-- Start Data extract --

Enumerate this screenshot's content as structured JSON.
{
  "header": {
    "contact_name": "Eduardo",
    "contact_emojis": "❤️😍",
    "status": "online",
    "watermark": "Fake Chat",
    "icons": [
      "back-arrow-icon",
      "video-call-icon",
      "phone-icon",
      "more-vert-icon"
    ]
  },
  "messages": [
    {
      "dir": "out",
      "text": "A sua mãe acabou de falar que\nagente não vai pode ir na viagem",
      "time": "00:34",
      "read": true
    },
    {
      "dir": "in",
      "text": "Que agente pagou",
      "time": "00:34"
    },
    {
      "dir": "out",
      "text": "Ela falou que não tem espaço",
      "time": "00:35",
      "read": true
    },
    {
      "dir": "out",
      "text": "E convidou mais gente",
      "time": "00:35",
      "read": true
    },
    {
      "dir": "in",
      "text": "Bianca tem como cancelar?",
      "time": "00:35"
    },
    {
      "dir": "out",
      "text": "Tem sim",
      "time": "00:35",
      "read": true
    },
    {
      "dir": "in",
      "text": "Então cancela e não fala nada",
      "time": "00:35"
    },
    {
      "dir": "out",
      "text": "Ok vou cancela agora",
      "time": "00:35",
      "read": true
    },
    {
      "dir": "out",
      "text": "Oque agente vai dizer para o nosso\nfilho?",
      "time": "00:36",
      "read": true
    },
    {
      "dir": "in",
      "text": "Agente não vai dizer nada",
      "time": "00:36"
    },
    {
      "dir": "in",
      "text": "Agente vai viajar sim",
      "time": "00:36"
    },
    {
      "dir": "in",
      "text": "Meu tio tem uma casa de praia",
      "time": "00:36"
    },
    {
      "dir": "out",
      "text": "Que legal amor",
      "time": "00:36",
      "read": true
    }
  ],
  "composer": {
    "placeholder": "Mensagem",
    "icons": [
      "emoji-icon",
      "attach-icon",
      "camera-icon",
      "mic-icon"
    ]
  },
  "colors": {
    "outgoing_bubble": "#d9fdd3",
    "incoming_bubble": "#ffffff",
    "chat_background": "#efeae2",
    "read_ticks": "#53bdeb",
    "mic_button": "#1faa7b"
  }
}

-- End Data extract --
-- Start Data extract --

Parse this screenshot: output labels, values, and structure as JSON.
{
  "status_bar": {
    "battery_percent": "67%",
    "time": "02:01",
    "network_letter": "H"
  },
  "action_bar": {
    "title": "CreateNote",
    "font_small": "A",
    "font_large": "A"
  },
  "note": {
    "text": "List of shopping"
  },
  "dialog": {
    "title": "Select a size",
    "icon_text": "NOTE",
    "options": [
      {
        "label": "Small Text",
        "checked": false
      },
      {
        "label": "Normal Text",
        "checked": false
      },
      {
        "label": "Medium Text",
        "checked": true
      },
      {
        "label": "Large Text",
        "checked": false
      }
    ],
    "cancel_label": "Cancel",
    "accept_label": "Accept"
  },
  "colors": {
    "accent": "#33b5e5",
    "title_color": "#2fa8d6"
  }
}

-- End Data extract --

## [Task to complete]
Locate all lines holding the word "nada", then copy them out.

## [Final answer]
      "text": "Então cancela e não fala nada",
      "text": "Agente não vai dizer nada",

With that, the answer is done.